Aim of the task -
Extract every line that includes the string "this".

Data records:
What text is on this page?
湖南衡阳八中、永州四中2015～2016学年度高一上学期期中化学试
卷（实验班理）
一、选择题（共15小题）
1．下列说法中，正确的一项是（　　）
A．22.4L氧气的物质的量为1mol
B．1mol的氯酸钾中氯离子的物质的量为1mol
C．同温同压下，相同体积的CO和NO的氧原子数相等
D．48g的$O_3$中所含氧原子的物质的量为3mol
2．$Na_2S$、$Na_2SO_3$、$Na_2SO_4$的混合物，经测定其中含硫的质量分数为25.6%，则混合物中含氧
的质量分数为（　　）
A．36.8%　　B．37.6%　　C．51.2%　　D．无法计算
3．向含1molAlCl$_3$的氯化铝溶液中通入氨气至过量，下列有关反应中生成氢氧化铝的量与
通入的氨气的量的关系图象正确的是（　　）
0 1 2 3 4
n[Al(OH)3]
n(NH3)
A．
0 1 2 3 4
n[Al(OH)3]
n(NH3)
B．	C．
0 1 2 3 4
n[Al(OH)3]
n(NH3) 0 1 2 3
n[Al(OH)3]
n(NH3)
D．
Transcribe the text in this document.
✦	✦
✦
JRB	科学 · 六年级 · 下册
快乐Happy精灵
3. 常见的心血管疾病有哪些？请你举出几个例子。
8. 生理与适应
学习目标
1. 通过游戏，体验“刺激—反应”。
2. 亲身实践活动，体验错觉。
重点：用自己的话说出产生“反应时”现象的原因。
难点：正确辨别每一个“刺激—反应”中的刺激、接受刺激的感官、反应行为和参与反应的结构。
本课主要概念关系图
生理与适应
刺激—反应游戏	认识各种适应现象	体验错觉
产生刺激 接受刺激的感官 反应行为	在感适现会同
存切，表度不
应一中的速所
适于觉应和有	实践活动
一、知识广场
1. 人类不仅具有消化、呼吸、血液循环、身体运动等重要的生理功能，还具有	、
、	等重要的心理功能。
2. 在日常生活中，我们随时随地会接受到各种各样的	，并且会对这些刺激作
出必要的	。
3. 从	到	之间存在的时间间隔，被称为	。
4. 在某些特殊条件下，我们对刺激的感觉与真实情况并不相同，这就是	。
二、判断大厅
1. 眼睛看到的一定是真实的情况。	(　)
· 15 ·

==

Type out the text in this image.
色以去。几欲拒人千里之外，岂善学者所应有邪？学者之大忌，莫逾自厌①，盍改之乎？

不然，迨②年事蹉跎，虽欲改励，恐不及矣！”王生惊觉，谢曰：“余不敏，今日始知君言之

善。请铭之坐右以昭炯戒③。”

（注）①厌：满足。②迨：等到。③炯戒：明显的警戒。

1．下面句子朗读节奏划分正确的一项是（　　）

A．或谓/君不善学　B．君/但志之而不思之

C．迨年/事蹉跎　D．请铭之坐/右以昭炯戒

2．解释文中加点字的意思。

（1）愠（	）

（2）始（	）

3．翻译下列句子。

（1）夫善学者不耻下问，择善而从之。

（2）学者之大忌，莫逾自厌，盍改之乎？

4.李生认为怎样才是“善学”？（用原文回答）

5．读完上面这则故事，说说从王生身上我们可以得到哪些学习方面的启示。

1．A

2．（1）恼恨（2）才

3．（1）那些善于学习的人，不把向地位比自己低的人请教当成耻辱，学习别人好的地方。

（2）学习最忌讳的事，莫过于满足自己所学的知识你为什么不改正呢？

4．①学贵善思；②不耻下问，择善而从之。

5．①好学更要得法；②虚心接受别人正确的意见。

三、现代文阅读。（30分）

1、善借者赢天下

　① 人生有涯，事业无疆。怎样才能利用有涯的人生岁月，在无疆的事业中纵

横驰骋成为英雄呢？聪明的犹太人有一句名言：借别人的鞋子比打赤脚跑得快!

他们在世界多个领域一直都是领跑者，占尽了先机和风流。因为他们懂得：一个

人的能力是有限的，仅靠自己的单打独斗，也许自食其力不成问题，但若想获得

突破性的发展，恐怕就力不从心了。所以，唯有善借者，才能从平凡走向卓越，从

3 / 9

Full solution -
What text is on this page?
Transcribe the text in this document.
Type out the text in this image.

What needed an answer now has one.